* [WORK TO BE COMPLETED]:
In the entries below, identify every line with the string "Falciparum" and copy it.

>> Begin DATA FOR PROCESSING

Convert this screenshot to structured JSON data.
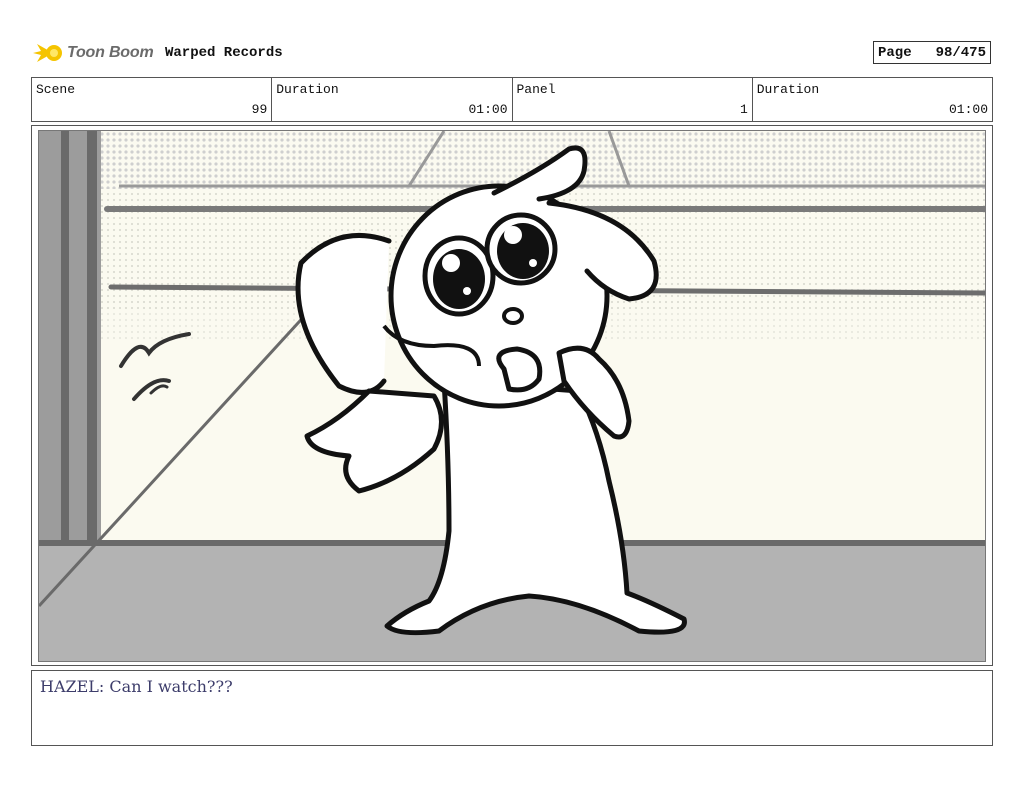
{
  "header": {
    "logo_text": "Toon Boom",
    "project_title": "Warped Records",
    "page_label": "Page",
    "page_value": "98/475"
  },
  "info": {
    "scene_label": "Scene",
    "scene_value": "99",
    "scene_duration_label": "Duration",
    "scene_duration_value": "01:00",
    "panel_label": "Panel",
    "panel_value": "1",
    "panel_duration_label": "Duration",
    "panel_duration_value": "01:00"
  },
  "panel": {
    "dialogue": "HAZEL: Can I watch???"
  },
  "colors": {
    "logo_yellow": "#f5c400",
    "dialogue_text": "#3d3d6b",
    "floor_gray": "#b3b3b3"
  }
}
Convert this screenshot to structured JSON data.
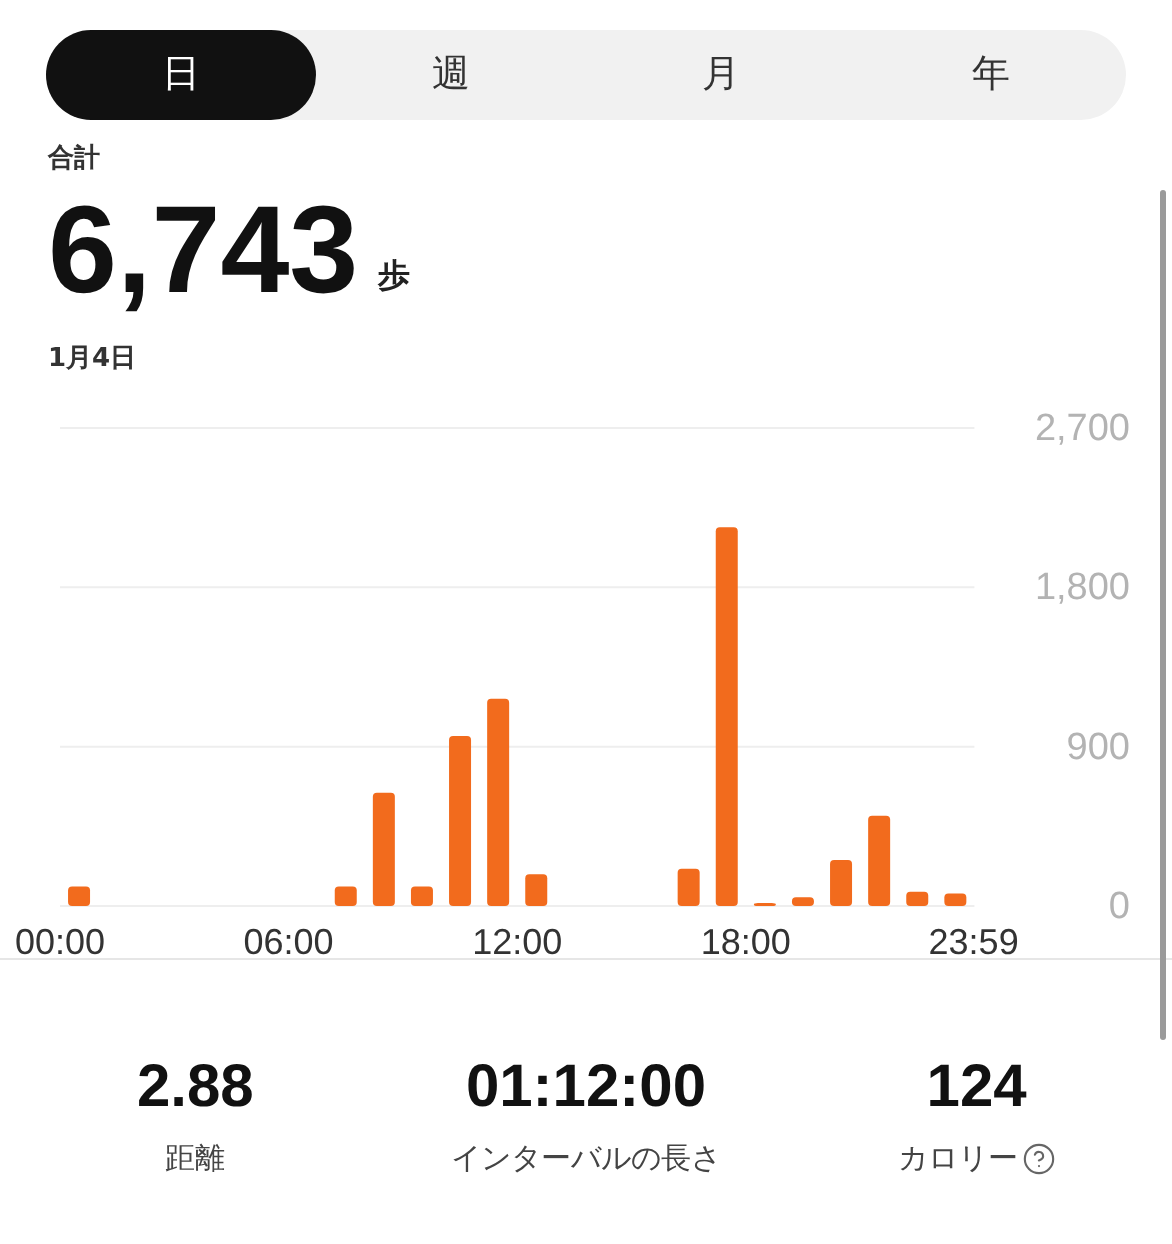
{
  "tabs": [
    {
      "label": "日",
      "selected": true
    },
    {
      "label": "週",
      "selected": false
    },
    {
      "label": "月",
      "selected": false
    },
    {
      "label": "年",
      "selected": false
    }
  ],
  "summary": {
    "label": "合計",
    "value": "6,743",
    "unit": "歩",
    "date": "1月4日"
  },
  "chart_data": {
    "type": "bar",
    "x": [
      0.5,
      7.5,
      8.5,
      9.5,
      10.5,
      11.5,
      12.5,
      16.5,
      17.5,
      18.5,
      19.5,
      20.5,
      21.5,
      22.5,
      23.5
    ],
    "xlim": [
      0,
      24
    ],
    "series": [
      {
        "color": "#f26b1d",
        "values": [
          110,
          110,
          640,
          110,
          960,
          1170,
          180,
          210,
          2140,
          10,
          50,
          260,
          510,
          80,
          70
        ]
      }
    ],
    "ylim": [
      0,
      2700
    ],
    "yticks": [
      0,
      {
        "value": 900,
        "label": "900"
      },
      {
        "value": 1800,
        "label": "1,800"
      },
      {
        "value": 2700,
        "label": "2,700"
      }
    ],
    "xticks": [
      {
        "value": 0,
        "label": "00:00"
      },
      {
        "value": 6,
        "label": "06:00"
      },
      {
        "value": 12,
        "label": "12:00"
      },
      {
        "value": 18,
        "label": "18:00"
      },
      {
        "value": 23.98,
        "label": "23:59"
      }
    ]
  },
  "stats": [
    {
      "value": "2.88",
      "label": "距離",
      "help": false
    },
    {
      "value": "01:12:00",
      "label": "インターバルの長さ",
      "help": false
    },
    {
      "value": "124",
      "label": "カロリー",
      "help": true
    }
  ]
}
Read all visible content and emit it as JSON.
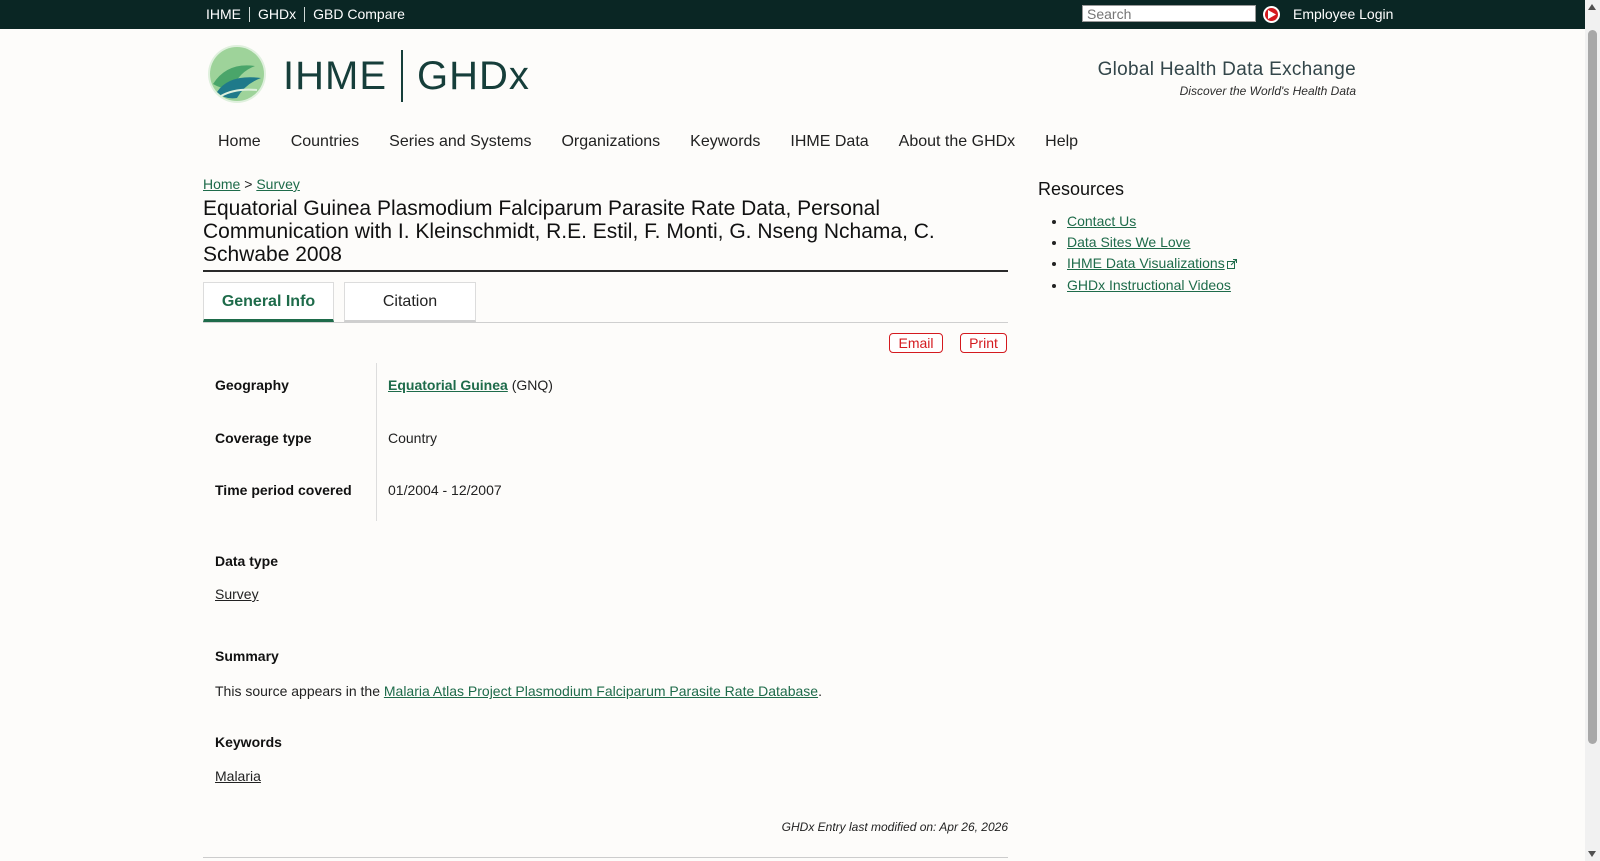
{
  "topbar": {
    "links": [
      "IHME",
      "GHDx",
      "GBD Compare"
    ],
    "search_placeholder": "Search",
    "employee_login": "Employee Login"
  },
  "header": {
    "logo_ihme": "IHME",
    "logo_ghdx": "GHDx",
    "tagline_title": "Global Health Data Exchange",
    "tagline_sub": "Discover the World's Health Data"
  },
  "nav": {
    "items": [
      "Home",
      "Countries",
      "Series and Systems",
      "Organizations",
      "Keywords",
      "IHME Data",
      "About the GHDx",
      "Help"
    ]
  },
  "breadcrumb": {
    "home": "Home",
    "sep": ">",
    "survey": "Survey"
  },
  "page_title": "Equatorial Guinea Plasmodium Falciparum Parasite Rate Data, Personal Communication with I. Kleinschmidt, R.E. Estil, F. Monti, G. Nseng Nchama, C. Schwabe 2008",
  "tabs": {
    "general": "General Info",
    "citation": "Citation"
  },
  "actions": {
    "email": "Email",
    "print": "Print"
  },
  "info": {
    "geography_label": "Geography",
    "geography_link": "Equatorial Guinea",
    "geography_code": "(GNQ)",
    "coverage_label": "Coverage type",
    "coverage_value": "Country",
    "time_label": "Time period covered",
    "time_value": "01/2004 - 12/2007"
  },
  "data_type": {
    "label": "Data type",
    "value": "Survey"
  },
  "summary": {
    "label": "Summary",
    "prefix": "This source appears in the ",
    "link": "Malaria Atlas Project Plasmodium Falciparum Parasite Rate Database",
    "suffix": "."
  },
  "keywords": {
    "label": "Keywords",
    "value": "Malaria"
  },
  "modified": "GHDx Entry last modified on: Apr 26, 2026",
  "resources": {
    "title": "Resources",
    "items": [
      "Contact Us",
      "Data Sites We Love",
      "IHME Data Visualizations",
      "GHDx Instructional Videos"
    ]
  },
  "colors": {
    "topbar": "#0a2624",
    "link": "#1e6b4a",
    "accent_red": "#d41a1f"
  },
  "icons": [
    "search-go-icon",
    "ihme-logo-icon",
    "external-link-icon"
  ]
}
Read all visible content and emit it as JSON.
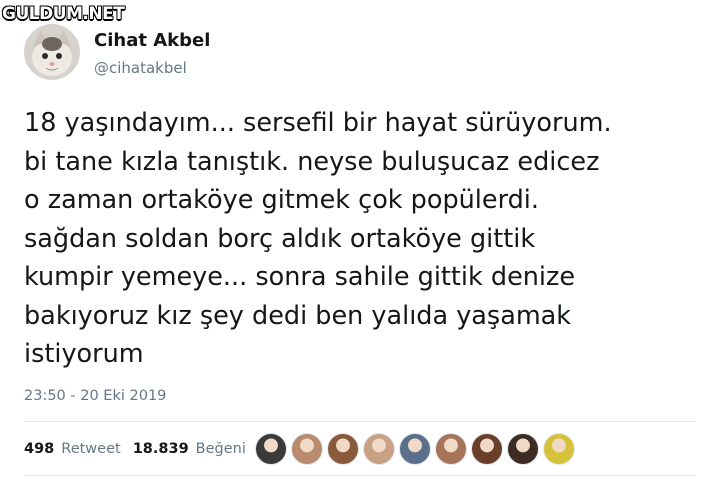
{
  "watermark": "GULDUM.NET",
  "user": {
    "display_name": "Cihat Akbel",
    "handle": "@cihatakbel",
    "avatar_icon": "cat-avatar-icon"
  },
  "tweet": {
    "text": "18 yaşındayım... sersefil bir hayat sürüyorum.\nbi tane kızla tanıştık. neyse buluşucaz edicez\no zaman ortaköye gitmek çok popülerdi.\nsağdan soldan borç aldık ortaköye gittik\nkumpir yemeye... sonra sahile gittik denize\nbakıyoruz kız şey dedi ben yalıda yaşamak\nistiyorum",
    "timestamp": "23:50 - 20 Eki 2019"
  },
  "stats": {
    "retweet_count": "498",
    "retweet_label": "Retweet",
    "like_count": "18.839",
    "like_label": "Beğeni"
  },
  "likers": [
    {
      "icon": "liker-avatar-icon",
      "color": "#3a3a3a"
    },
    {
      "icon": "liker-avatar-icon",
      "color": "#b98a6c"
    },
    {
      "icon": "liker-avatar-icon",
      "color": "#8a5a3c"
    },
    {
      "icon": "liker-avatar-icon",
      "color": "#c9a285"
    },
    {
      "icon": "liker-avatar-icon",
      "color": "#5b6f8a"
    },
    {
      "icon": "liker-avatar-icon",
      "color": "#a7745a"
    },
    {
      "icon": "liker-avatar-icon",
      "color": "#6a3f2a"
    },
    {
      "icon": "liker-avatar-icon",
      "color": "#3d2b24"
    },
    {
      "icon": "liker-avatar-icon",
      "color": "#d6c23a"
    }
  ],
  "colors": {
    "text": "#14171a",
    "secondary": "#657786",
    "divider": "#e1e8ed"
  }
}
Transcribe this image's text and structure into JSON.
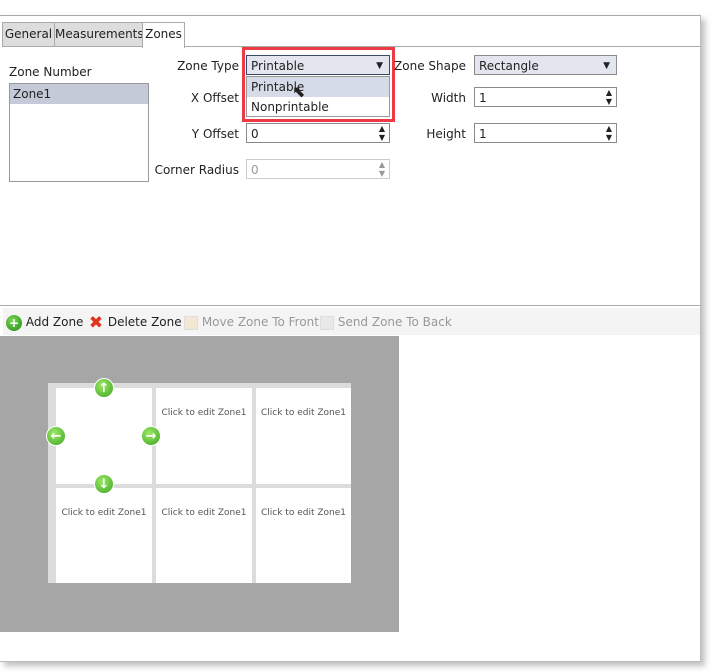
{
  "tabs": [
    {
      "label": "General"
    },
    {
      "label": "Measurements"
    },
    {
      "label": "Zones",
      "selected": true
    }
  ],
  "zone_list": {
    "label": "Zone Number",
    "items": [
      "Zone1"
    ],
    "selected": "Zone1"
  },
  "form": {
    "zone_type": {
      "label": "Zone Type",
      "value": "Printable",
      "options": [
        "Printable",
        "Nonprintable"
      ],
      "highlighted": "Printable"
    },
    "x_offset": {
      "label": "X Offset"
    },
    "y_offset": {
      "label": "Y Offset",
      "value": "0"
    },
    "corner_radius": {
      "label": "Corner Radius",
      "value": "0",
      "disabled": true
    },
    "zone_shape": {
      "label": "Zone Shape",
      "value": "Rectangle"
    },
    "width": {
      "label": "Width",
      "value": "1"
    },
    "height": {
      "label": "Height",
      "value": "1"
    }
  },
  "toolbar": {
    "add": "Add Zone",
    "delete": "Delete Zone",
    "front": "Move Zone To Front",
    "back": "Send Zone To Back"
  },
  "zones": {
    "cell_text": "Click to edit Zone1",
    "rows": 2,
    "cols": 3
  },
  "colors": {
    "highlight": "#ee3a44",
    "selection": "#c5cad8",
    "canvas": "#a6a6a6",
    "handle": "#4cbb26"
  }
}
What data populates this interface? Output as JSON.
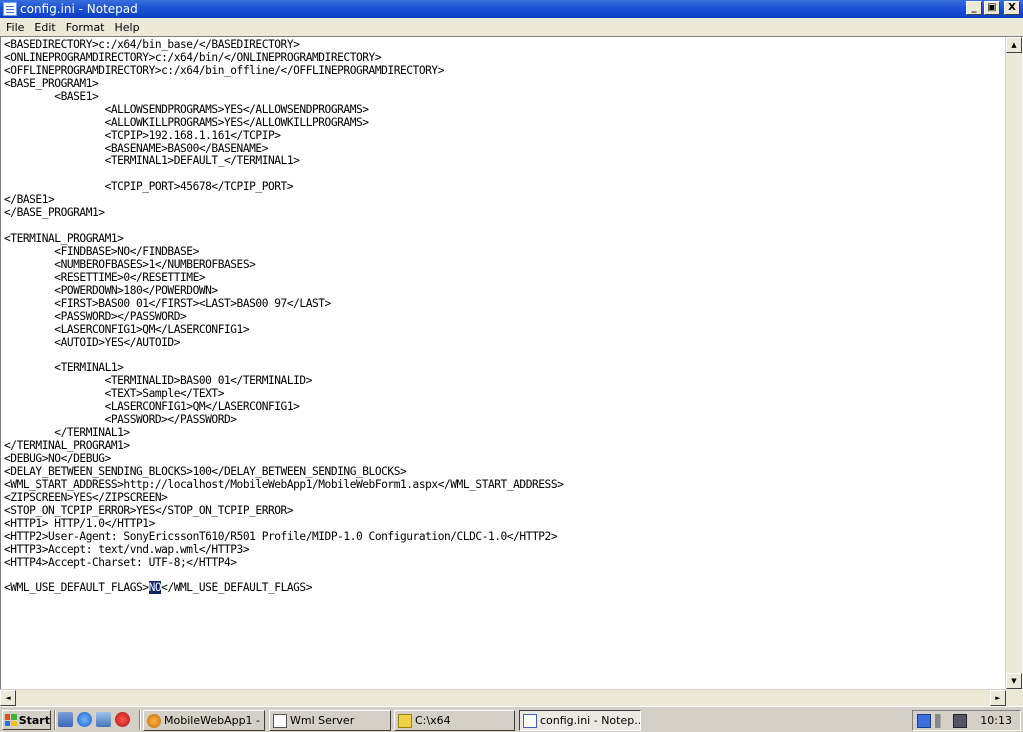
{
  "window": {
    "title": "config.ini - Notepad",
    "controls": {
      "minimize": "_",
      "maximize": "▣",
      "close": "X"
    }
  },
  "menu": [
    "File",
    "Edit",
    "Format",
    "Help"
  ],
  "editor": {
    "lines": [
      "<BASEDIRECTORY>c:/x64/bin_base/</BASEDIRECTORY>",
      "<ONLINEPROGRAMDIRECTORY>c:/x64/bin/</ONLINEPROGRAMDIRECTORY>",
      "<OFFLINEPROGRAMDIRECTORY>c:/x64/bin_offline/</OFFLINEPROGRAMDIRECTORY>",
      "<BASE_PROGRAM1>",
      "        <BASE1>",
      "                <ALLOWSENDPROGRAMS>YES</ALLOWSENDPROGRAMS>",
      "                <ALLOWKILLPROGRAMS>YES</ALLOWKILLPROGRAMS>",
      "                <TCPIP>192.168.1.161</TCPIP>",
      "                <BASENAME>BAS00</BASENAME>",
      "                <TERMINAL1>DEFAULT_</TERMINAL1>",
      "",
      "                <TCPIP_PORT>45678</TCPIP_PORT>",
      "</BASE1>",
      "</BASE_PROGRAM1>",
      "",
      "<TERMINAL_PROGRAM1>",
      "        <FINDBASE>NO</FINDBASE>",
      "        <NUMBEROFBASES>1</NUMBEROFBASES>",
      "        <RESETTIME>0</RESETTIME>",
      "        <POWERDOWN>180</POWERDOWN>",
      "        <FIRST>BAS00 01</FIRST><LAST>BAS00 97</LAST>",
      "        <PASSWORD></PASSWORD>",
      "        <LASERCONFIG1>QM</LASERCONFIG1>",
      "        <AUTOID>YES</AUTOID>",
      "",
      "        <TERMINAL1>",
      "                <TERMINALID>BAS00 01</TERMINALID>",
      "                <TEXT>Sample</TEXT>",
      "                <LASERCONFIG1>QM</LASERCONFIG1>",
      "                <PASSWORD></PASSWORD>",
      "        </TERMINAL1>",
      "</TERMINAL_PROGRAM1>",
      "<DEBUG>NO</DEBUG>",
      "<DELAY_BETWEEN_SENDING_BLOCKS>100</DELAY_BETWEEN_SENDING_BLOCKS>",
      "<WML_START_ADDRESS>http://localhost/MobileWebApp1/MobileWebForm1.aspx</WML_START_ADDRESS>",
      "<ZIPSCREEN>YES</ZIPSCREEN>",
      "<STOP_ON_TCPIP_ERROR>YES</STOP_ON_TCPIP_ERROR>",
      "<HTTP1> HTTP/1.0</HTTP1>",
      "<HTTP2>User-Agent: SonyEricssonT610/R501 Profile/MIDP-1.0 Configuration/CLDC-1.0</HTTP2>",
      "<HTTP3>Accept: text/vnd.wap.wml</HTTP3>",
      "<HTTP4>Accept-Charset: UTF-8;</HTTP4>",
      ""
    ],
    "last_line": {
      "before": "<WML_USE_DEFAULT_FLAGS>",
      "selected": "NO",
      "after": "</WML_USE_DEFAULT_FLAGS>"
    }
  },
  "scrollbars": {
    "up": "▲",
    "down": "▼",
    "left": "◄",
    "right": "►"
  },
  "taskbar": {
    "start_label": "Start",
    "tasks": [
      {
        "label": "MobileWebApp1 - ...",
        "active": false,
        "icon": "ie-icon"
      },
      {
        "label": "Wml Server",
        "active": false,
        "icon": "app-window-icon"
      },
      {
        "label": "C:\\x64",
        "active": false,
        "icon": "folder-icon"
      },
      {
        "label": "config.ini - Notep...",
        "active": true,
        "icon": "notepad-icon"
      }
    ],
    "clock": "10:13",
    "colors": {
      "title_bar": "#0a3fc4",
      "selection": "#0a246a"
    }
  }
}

>> End DATA FOR PROCESSING

* [FULL ANSWER]:
  "page_title": "Equatorial Guinea Plasmodium Falciparum Parasite Rate Data, Personal Communication with I. Kleinschmidt, R.E. Estil, F. Monti, G. Nseng Nchama, C. Schwabe 2008",
    "link": "Malaria Atlas Project Plasmodium Falciparum Parasite Rate Database",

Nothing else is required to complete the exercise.